Do this:
Could you give the data below again, exactly and completely?

· · ·

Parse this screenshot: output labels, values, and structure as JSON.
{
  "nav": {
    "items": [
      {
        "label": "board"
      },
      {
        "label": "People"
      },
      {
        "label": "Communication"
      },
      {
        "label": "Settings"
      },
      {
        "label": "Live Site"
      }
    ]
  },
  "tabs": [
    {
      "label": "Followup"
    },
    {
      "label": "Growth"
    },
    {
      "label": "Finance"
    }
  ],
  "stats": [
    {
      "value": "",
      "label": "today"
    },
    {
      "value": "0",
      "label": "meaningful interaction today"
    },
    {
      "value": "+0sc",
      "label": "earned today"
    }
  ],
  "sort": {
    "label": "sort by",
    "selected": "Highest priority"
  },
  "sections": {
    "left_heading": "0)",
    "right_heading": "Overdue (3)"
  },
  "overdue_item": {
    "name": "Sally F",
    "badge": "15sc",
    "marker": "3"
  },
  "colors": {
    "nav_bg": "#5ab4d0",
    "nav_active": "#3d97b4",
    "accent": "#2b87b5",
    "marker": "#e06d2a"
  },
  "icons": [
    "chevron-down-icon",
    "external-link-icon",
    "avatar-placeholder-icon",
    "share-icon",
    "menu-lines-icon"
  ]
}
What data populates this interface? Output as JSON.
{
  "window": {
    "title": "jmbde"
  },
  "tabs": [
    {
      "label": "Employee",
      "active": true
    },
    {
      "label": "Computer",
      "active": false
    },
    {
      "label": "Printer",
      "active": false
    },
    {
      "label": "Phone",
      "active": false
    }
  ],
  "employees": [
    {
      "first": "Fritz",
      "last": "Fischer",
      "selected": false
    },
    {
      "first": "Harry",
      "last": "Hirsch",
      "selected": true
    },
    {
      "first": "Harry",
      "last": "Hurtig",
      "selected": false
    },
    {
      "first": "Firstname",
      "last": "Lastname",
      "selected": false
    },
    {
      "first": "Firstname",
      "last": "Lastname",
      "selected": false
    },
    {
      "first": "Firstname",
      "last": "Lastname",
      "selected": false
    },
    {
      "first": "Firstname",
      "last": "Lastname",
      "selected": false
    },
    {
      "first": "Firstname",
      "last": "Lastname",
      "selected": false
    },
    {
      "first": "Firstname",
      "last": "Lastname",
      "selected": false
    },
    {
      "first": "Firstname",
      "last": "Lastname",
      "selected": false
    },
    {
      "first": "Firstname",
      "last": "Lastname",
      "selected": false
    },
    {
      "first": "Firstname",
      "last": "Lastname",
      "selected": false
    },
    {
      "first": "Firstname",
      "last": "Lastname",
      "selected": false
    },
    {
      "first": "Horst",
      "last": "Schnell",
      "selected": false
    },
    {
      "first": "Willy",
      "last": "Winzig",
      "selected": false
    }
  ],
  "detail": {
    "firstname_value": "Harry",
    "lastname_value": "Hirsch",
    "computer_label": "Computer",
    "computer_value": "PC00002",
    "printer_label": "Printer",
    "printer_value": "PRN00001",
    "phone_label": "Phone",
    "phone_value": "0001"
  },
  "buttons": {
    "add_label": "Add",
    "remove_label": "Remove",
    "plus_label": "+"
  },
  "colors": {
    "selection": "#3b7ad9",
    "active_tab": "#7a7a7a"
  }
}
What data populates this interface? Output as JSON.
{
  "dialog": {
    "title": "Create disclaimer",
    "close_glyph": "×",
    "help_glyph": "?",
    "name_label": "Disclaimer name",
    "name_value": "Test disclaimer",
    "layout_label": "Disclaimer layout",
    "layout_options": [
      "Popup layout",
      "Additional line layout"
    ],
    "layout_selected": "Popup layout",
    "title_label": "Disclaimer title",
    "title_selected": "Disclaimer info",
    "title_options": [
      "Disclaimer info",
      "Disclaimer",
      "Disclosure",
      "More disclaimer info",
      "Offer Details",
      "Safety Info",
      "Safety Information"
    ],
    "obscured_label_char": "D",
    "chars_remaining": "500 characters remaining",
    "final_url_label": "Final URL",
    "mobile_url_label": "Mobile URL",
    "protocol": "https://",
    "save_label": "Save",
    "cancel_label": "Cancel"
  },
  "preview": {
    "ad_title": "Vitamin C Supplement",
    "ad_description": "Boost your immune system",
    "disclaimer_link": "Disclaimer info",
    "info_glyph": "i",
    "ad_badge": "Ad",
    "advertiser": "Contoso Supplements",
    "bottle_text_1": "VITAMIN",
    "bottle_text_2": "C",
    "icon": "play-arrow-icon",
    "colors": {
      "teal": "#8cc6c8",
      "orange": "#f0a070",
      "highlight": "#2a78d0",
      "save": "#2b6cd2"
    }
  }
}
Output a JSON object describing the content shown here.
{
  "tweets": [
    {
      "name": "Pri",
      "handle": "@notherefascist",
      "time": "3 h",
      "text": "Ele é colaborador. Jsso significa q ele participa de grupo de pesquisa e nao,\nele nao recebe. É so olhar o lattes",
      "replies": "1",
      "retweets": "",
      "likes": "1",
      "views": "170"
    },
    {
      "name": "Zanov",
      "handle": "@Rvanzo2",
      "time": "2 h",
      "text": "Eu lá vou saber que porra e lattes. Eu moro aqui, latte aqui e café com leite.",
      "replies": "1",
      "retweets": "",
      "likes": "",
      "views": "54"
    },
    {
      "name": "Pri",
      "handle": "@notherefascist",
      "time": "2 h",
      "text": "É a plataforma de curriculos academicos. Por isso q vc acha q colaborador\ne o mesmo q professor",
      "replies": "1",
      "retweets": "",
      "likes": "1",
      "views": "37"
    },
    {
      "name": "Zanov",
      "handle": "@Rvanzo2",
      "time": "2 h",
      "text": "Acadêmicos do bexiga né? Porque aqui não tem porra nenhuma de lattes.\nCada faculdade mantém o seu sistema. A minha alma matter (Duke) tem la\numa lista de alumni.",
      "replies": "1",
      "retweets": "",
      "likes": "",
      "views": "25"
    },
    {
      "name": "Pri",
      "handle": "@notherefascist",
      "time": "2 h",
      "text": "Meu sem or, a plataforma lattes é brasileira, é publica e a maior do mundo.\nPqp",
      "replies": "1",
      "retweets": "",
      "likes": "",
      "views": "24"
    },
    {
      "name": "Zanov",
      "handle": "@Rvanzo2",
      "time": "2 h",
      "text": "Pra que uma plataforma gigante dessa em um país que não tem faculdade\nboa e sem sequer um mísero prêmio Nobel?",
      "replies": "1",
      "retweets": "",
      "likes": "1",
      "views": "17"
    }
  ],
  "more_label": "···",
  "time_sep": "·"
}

· · ·

Exercise response:
Parse this screenshot: output labels, values, and structure as JSON.
{
  "nav": {
    "items": [
      {
        "label": "board"
      },
      {
        "label": "People"
      },
      {
        "label": "Communication"
      },
      {
        "label": "Settings"
      },
      {
        "label": "Live Site"
      }
    ]
  },
  "tabs": [
    {
      "label": "Followup"
    },
    {
      "label": "Growth"
    },
    {
      "label": "Finance"
    }
  ],
  "stats": [
    {
      "value": "",
      "label": "today"
    },
    {
      "value": "0",
      "label": "meaningful interaction today"
    },
    {
      "value": "+0sc",
      "label": "earned today"
    }
  ],
  "sort": {
    "label": "sort by",
    "selected": "Highest priority"
  },
  "sections": {
    "left_heading": "0)",
    "right_heading": "Overdue (3)"
  },
  "overdue_item": {
    "name": "Sally F",
    "badge": "15sc",
    "marker": "3"
  },
  "colors": {
    "nav_bg": "#5ab4d0",
    "nav_active": "#3d97b4",
    "accent": "#2b87b5",
    "marker": "#e06d2a"
  },
  "icons": [
    "chevron-down-icon",
    "external-link-icon",
    "avatar-placeholder-icon",
    "share-icon",
    "menu-lines-icon"
  ]
}
What data populates this interface? Output as JSON.
{
  "window": {
    "title": "jmbde"
  },
  "tabs": [
    {
      "label": "Employee",
      "active": true
    },
    {
      "label": "Computer",
      "active": false
    },
    {
      "label": "Printer",
      "active": false
    },
    {
      "label": "Phone",
      "active": false
    }
  ],
  "employees": [
    {
      "first": "Fritz",
      "last": "Fischer",
      "selected": false
    },
    {
      "first": "Harry",
      "last": "Hirsch",
      "selected": true
    },
    {
      "first": "Harry",
      "last": "Hurtig",
      "selected": false
    },
    {
      "first": "Firstname",
      "last": "Lastname",
      "selected": false
    },
    {
      "first": "Firstname",
      "last": "Lastname",
      "selected": false
    },
    {
      "first": "Firstname",
      "last": "Lastname",
      "selected": false
    },
    {
      "first": "Firstname",
      "last": "Lastname",
      "selected": false
    },
    {
      "first": "Firstname",
      "last": "Lastname",
      "selected": false
    },
    {
      "first": "Firstname",
      "last": "Lastname",
      "selected": false
    },
    {
      "first": "Firstname",
      "last": "Lastname",
      "selected": false
    },
    {
      "first": "Firstname",
      "last": "Lastname",
      "selected": false
    },
    {
      "first": "Firstname",
      "last": "Lastname",
      "selected": false
    },
    {
      "first": "Firstname",
      "last": "Lastname",
      "selected": false
    },
    {
      "first": "Horst",
      "last": "Schnell",
      "selected": false
    },
    {
      "first": "Willy",
      "last": "Winzig",
      "selected": false
    }
  ],
  "detail": {
    "firstname_value": "Harry",
    "lastname_value": "Hirsch",
    "computer_label": "Computer",
    "computer_value": "PC00002",
    "printer_label": "Printer",
    "printer_value": "PRN00001",
    "phone_label": "Phone",
    "phone_value": "0001"
  },
  "buttons": {
    "add_label": "Add",
    "remove_label": "Remove",
    "plus_label": "+"
  },
  "colors": {
    "selection": "#3b7ad9",
    "active_tab": "#7a7a7a"
  }
}
What data populates this interface? Output as JSON.
{
  "dialog": {
    "title": "Create disclaimer",
    "close_glyph": "×",
    "help_glyph": "?",
    "name_label": "Disclaimer name",
    "name_value": "Test disclaimer",
    "layout_label": "Disclaimer layout",
    "layout_options": [
      "Popup layout",
      "Additional line layout"
    ],
    "layout_selected": "Popup layout",
    "title_label": "Disclaimer title",
    "title_selected": "Disclaimer info",
    "title_options": [
      "Disclaimer info",
      "Disclaimer",
      "Disclosure",
      "More disclaimer info",
      "Offer Details",
      "Safety Info",
      "Safety Information"
    ],
    "obscured_label_char": "D",
    "chars_remaining": "500 characters remaining",
    "final_url_label": "Final URL",
    "mobile_url_label": "Mobile URL",
    "protocol": "https://",
    "save_label": "Save",
    "cancel_label": "Cancel"
  },
  "preview": {
    "ad_title": "Vitamin C Supplement",
    "ad_description": "Boost your immune system",
    "disclaimer_link": "Disclaimer info",
    "info_glyph": "i",
    "ad_badge": "Ad",
    "advertiser": "Contoso Supplements",
    "bottle_text_1": "VITAMIN",
    "bottle_text_2": "C",
    "icon": "play-arrow-icon",
    "colors": {
      "teal": "#8cc6c8",
      "orange": "#f0a070",
      "highlight": "#2a78d0",
      "save": "#2b6cd2"
    }
  }
}
Output a JSON object describing the content shown here.
{
  "tweets": [
    {
      "name": "Pri",
      "handle": "@notherefascist",
      "time": "3 h",
      "text": "Ele é colaborador. Jsso significa q ele participa de grupo de pesquisa e nao,\nele nao recebe. É so olhar o lattes",
      "replies": "1",
      "retweets": "",
      "likes": "1",
      "views": "170"
    },
    {
      "name": "Zanov",
      "handle": "@Rvanzo2",
      "time": "2 h",
      "text": "Eu lá vou saber que porra e lattes. Eu moro aqui, latte aqui e café com leite.",
      "replies": "1",
      "retweets": "",
      "likes": "",
      "views": "54"
    },
    {
      "name": "Pri",
      "handle": "@notherefascist",
      "time": "2 h",
      "text": "É a plataforma de curriculos academicos. Por isso q vc acha q colaborador\ne o mesmo q professor",
      "replies": "1",
      "retweets": "",
      "likes": "1",
      "views": "37"
    },
    {
      "name": "Zanov",
      "handle": "@Rvanzo2",
      "time": "2 h",
      "text": "Acadêmicos do bexiga né? Porque aqui não tem porra nenhuma de lattes.\nCada faculdade mantém o seu sistema. A minha alma matter (Duke) tem la\numa lista de alumni.",
      "replies": "1",
      "retweets": "",
      "likes": "",
      "views": "25"
    },
    {
      "name": "Pri",
      "handle": "@notherefascist",
      "time": "2 h",
      "text": "Meu sem or, a plataforma lattes é brasileira, é publica e a maior do mundo.\nPqp",
      "replies": "1",
      "retweets": "",
      "likes": "",
      "views": "24"
    },
    {
      "name": "Zanov",
      "handle": "@Rvanzo2",
      "time": "2 h",
      "text": "Pra que uma plataforma gigante dessa em um país que não tem faculdade\nboa e sem sequer um mísero prêmio Nobel?",
      "replies": "1",
      "retweets": "",
      "likes": "1",
      "views": "17"
    }
  ],
  "more_label": "···",
  "time_sep": "·"
}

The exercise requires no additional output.